(Records from a collection of figures)
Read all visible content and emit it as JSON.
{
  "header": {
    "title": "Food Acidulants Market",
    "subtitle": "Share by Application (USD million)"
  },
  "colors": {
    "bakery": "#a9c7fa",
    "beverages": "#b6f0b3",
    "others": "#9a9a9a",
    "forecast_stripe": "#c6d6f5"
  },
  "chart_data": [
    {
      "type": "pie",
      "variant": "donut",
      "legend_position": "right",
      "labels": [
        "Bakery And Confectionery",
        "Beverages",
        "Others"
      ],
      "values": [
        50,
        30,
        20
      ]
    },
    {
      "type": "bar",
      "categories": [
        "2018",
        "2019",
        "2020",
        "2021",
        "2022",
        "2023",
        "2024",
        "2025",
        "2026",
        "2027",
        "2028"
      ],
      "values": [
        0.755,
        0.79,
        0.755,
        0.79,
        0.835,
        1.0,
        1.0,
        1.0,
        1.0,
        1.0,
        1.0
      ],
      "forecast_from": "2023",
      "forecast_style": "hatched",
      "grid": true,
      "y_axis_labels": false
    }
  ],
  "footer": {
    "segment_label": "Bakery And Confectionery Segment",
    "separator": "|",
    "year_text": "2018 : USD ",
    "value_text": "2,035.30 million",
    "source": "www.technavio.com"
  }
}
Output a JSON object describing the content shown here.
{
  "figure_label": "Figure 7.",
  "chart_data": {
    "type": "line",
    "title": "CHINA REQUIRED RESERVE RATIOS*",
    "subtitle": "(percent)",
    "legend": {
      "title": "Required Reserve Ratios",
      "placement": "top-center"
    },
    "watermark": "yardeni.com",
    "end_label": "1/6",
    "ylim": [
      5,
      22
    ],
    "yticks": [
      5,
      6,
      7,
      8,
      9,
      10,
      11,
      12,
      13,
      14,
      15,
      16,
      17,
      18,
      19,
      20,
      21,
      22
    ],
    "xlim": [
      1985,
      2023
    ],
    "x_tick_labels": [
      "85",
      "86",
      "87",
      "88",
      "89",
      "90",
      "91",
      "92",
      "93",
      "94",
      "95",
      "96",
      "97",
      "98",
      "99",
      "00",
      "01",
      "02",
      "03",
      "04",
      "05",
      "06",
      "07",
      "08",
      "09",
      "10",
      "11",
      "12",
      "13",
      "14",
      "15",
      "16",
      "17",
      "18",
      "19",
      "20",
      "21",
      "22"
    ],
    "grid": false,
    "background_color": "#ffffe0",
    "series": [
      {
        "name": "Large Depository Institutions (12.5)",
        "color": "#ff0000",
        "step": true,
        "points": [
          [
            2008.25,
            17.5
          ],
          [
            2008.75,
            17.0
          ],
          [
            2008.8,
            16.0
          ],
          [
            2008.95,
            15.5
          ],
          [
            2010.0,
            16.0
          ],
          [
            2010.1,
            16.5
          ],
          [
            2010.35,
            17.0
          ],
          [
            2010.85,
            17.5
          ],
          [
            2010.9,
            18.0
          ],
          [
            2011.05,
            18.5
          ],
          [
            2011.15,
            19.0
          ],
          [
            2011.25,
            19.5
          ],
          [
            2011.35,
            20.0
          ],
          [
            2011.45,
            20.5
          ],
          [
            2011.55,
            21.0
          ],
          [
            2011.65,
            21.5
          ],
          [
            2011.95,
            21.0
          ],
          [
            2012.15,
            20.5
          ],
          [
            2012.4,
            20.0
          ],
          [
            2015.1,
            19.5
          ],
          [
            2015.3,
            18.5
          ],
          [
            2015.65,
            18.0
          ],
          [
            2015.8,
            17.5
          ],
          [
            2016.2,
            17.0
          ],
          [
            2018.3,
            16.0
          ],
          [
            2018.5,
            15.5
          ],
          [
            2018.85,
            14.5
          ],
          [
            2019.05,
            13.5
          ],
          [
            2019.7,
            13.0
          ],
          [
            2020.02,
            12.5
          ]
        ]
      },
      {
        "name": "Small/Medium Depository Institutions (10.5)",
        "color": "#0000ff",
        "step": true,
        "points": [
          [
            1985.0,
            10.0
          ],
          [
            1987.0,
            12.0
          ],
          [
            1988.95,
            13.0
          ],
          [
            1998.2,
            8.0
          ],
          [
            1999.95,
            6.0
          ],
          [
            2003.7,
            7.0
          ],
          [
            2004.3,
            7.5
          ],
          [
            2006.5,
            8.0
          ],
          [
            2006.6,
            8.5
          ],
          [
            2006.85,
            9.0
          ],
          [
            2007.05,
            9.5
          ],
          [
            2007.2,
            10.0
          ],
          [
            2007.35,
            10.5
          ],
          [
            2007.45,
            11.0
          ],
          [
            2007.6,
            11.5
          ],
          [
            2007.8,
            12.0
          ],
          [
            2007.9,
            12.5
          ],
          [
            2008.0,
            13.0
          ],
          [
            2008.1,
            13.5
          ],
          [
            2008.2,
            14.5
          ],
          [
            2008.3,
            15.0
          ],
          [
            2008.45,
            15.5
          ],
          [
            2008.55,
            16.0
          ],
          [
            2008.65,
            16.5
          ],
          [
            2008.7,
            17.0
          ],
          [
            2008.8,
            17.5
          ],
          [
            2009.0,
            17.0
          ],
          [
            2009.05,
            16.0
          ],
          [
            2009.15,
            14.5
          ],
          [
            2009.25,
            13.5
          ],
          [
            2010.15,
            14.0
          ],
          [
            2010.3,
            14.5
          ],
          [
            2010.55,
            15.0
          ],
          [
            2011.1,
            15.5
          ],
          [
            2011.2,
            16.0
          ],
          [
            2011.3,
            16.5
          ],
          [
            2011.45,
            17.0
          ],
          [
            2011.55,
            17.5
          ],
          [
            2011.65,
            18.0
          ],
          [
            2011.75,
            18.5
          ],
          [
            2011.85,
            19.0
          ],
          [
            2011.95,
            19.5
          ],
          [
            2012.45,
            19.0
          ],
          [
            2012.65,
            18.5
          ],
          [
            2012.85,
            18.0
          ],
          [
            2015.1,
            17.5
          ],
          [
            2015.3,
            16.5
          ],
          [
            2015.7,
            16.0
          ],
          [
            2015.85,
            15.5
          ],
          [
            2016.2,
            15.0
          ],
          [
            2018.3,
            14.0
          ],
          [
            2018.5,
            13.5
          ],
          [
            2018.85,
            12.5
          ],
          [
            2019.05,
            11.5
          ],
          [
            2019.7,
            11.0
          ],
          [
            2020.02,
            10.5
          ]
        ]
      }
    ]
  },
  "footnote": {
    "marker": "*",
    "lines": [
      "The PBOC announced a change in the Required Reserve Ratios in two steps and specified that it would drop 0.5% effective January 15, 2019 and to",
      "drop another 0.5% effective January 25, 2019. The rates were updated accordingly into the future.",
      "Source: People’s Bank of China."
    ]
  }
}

* _EXERCISE OBJECTIVE_
Set down the entries above again, word for word.

* _REPLY_
Read all visible content and emit it as JSON.
{
  "header": {
    "title": "Food Acidulants Market",
    "subtitle": "Share by Application (USD million)"
  },
  "colors": {
    "bakery": "#a9c7fa",
    "beverages": "#b6f0b3",
    "others": "#9a9a9a",
    "forecast_stripe": "#c6d6f5"
  },
  "chart_data": [
    {
      "type": "pie",
      "variant": "donut",
      "legend_position": "right",
      "labels": [
        "Bakery And Confectionery",
        "Beverages",
        "Others"
      ],
      "values": [
        50,
        30,
        20
      ]
    },
    {
      "type": "bar",
      "categories": [
        "2018",
        "2019",
        "2020",
        "2021",
        "2022",
        "2023",
        "2024",
        "2025",
        "2026",
        "2027",
        "2028"
      ],
      "values": [
        0.755,
        0.79,
        0.755,
        0.79,
        0.835,
        1.0,
        1.0,
        1.0,
        1.0,
        1.0,
        1.0
      ],
      "forecast_from": "2023",
      "forecast_style": "hatched",
      "grid": true,
      "y_axis_labels": false
    }
  ],
  "footer": {
    "segment_label": "Bakery And Confectionery Segment",
    "separator": "|",
    "year_text": "2018 : USD ",
    "value_text": "2,035.30 million",
    "source": "www.technavio.com"
  }
}
Output a JSON object describing the content shown here.
{
  "figure_label": "Figure 7.",
  "chart_data": {
    "type": "line",
    "title": "CHINA REQUIRED RESERVE RATIOS*",
    "subtitle": "(percent)",
    "legend": {
      "title": "Required Reserve Ratios",
      "placement": "top-center"
    },
    "watermark": "yardeni.com",
    "end_label": "1/6",
    "ylim": [
      5,
      22
    ],
    "yticks": [
      5,
      6,
      7,
      8,
      9,
      10,
      11,
      12,
      13,
      14,
      15,
      16,
      17,
      18,
      19,
      20,
      21,
      22
    ],
    "xlim": [
      1985,
      2023
    ],
    "x_tick_labels": [
      "85",
      "86",
      "87",
      "88",
      "89",
      "90",
      "91",
      "92",
      "93",
      "94",
      "95",
      "96",
      "97",
      "98",
      "99",
      "00",
      "01",
      "02",
      "03",
      "04",
      "05",
      "06",
      "07",
      "08",
      "09",
      "10",
      "11",
      "12",
      "13",
      "14",
      "15",
      "16",
      "17",
      "18",
      "19",
      "20",
      "21",
      "22"
    ],
    "grid": false,
    "background_color": "#ffffe0",
    "series": [
      {
        "name": "Large Depository Institutions (12.5)",
        "color": "#ff0000",
        "step": true,
        "points": [
          [
            2008.25,
            17.5
          ],
          [
            2008.75,
            17.0
          ],
          [
            2008.8,
            16.0
          ],
          [
            2008.95,
            15.5
          ],
          [
            2010.0,
            16.0
          ],
          [
            2010.1,
            16.5
          ],
          [
            2010.35,
            17.0
          ],
          [
            2010.85,
            17.5
          ],
          [
            2010.9,
            18.0
          ],
          [
            2011.05,
            18.5
          ],
          [
            2011.15,
            19.0
          ],
          [
            2011.25,
            19.5
          ],
          [
            2011.35,
            20.0
          ],
          [
            2011.45,
            20.5
          ],
          [
            2011.55,
            21.0
          ],
          [
            2011.65,
            21.5
          ],
          [
            2011.95,
            21.0
          ],
          [
            2012.15,
            20.5
          ],
          [
            2012.4,
            20.0
          ],
          [
            2015.1,
            19.5
          ],
          [
            2015.3,
            18.5
          ],
          [
            2015.65,
            18.0
          ],
          [
            2015.8,
            17.5
          ],
          [
            2016.2,
            17.0
          ],
          [
            2018.3,
            16.0
          ],
          [
            2018.5,
            15.5
          ],
          [
            2018.85,
            14.5
          ],
          [
            2019.05,
            13.5
          ],
          [
            2019.7,
            13.0
          ],
          [
            2020.02,
            12.5
          ]
        ]
      },
      {
        "name": "Small/Medium Depository Institutions (10.5)",
        "color": "#0000ff",
        "step": true,
        "points": [
          [
            1985.0,
            10.0
          ],
          [
            1987.0,
            12.0
          ],
          [
            1988.95,
            13.0
          ],
          [
            1998.2,
            8.0
          ],
          [
            1999.95,
            6.0
          ],
          [
            2003.7,
            7.0
          ],
          [
            2004.3,
            7.5
          ],
          [
            2006.5,
            8.0
          ],
          [
            2006.6,
            8.5
          ],
          [
            2006.85,
            9.0
          ],
          [
            2007.05,
            9.5
          ],
          [
            2007.2,
            10.0
          ],
          [
            2007.35,
            10.5
          ],
          [
            2007.45,
            11.0
          ],
          [
            2007.6,
            11.5
          ],
          [
            2007.8,
            12.0
          ],
          [
            2007.9,
            12.5
          ],
          [
            2008.0,
            13.0
          ],
          [
            2008.1,
            13.5
          ],
          [
            2008.2,
            14.5
          ],
          [
            2008.3,
            15.0
          ],
          [
            2008.45,
            15.5
          ],
          [
            2008.55,
            16.0
          ],
          [
            2008.65,
            16.5
          ],
          [
            2008.7,
            17.0
          ],
          [
            2008.8,
            17.5
          ],
          [
            2009.0,
            17.0
          ],
          [
            2009.05,
            16.0
          ],
          [
            2009.15,
            14.5
          ],
          [
            2009.25,
            13.5
          ],
          [
            2010.15,
            14.0
          ],
          [
            2010.3,
            14.5
          ],
          [
            2010.55,
            15.0
          ],
          [
            2011.1,
            15.5
          ],
          [
            2011.2,
            16.0
          ],
          [
            2011.3,
            16.5
          ],
          [
            2011.45,
            17.0
          ],
          [
            2011.55,
            17.5
          ],
          [
            2011.65,
            18.0
          ],
          [
            2011.75,
            18.5
          ],
          [
            2011.85,
            19.0
          ],
          [
            2011.95,
            19.5
          ],
          [
            2012.45,
            19.0
          ],
          [
            2012.65,
            18.5
          ],
          [
            2012.85,
            18.0
          ],
          [
            2015.1,
            17.5
          ],
          [
            2015.3,
            16.5
          ],
          [
            2015.7,
            16.0
          ],
          [
            2015.85,
            15.5
          ],
          [
            2016.2,
            15.0
          ],
          [
            2018.3,
            14.0
          ],
          [
            2018.5,
            13.5
          ],
          [
            2018.85,
            12.5
          ],
          [
            2019.05,
            11.5
          ],
          [
            2019.7,
            11.0
          ],
          [
            2020.02,
            10.5
          ]
        ]
      }
    ]
  },
  "footnote": {
    "marker": "*",
    "lines": [
      "The PBOC announced a change in the Required Reserve Ratios in two steps and specified that it would drop 0.5% effective January 15, 2019 and to",
      "drop another 0.5% effective January 25, 2019. The rates were updated accordingly into the future.",
      "Source: People’s Bank of China."
    ]
  }
}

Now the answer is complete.